-- BEGIN --

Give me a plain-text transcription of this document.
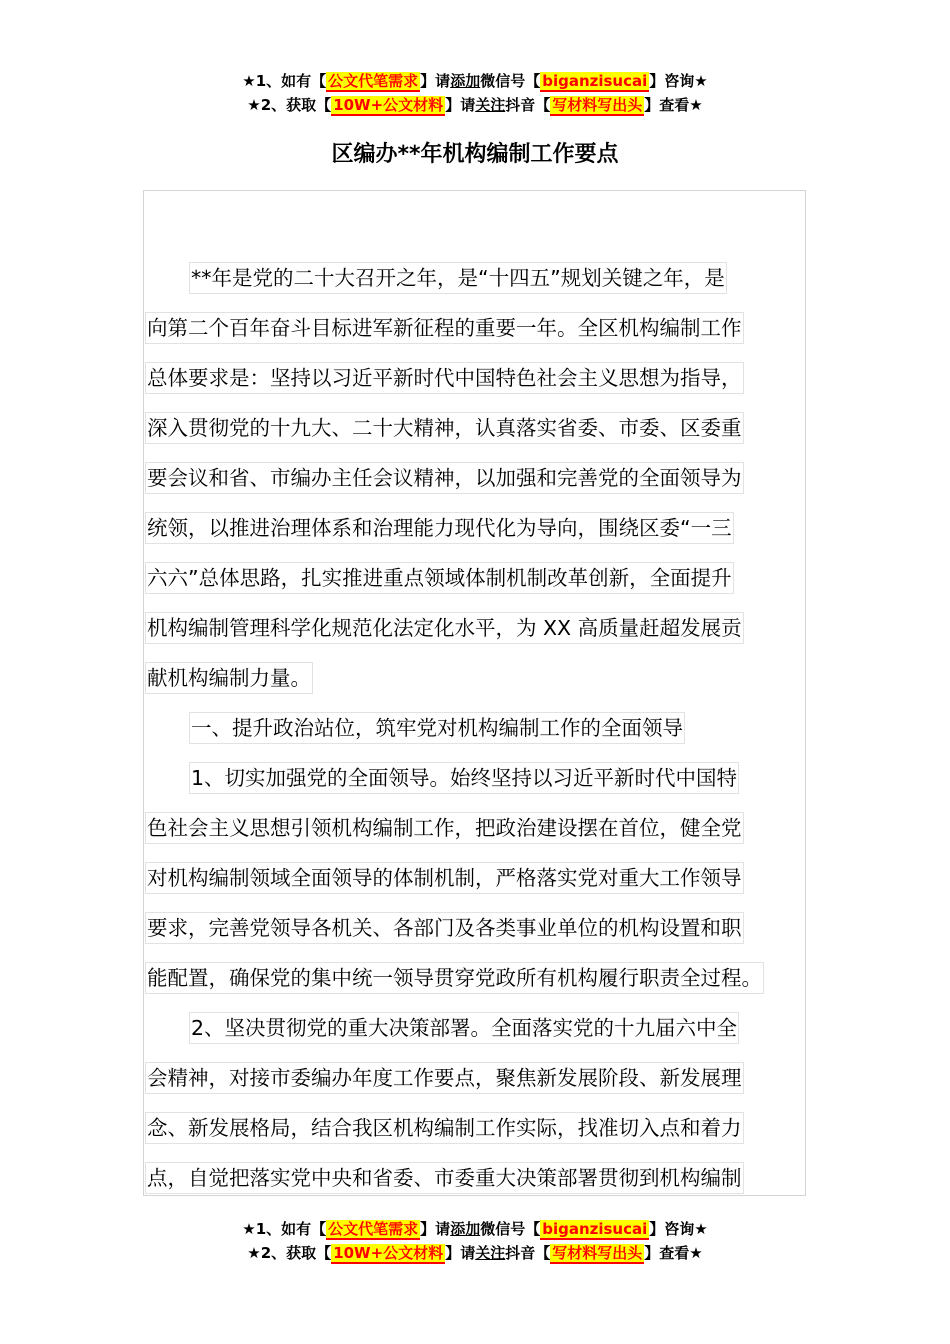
★1、如有【 公文代笔需求 】请添加微信号【 biganzisucai 】咨询★
★2、获取【 10W+公文材料 】请关注抖音【 写材料写出头 】查看★
区编办**年机构编制工作要点
**年是党的二十大召开之年，是“十四五”规划关键之年，是
向第二个百年奋斗目标进军新征程的重要一年。全区机构编制工作
总体要求是：坚持以习近平新时代中国特色社会主义思想为指导，
深入贯彻党的十九大、二十大精神，认真落实省委、市委、区委重
要会议和省、市编办主任会议精神，以加强和完善党的全面领导为
统领，以推进治理体系和治理能力现代化为导向，围绕区委“一三
六六”总体思路，扎实推进重点领域体制机制改革创新，全面提升
机构编制管理科学化规范化法定化水平，为 XX 高质量赶超发展贡
献机构编制力量。
一、提升政治站位，筑牢党对机构编制工作的全面领导
1、切实加强党的全面领导。始终坚持以习近平新时代中国特
色社会主义思想引领机构编制工作，把政治建设摆在首位，健全党
对机构编制领域全面领导的体制机制，严格落实党对重大工作领导
要求，完善党领导各机关、各部门及各类事业单位的机构设置和职
能配置，确保党的集中统一领导贯穿党政所有机构履行职责全过程。
2、坚决贯彻党的重大决策部署。全面落实党的十九届六中全
会精神，对接市委编办年度工作要点，聚焦新发展阶段、新发展理
念、新发展格局，结合我区机构编制工作实际，找准切入点和着力
点，自觉把落实党中央和省委、市委重大决策部署贯彻到机构编制
★1、如有【 公文代笔需求 】请添加微信号【 biganzisucai 】咨询★
★2、获取【 10W+公文材料 】请关注抖音【 写材料写出头 】查看★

-- END --

Write out all the entries word for word, but skip any images.

> **Problem solution**
Give me a plain-text transcription of this document.
★1、如有【 公文代笔需求 】请添加微信号【 biganzisucai 】咨询★
★2、获取【 10W+公文材料 】请关注抖音【 写材料写出头 】查看★
区编办**年机构编制工作要点
**年是党的二十大召开之年，是“十四五”规划关键之年，是
向第二个百年奋斗目标进军新征程的重要一年。全区机构编制工作
总体要求是：坚持以习近平新时代中国特色社会主义思想为指导，
深入贯彻党的十九大、二十大精神，认真落实省委、市委、区委重
要会议和省、市编办主任会议精神，以加强和完善党的全面领导为
统领，以推进治理体系和治理能力现代化为导向，围绕区委“一三
六六”总体思路，扎实推进重点领域体制机制改革创新，全面提升
机构编制管理科学化规范化法定化水平，为 XX 高质量赶超发展贡
献机构编制力量。
一、提升政治站位，筑牢党对机构编制工作的全面领导
1、切实加强党的全面领导。始终坚持以习近平新时代中国特
色社会主义思想引领机构编制工作，把政治建设摆在首位，健全党
对机构编制领域全面领导的体制机制，严格落实党对重大工作领导
要求，完善党领导各机关、各部门及各类事业单位的机构设置和职
能配置，确保党的集中统一领导贯穿党政所有机构履行职责全过程。
2、坚决贯彻党的重大决策部署。全面落实党的十九届六中全
会精神，对接市委编办年度工作要点，聚焦新发展阶段、新发展理
念、新发展格局，结合我区机构编制工作实际，找准切入点和着力
点，自觉把落实党中央和省委、市委重大决策部署贯彻到机构编制
★1、如有【 公文代笔需求 】请添加微信号【 biganzisucai 】咨询★
★2、获取【 10W+公文材料 】请关注抖音【 写材料写出头 】查看★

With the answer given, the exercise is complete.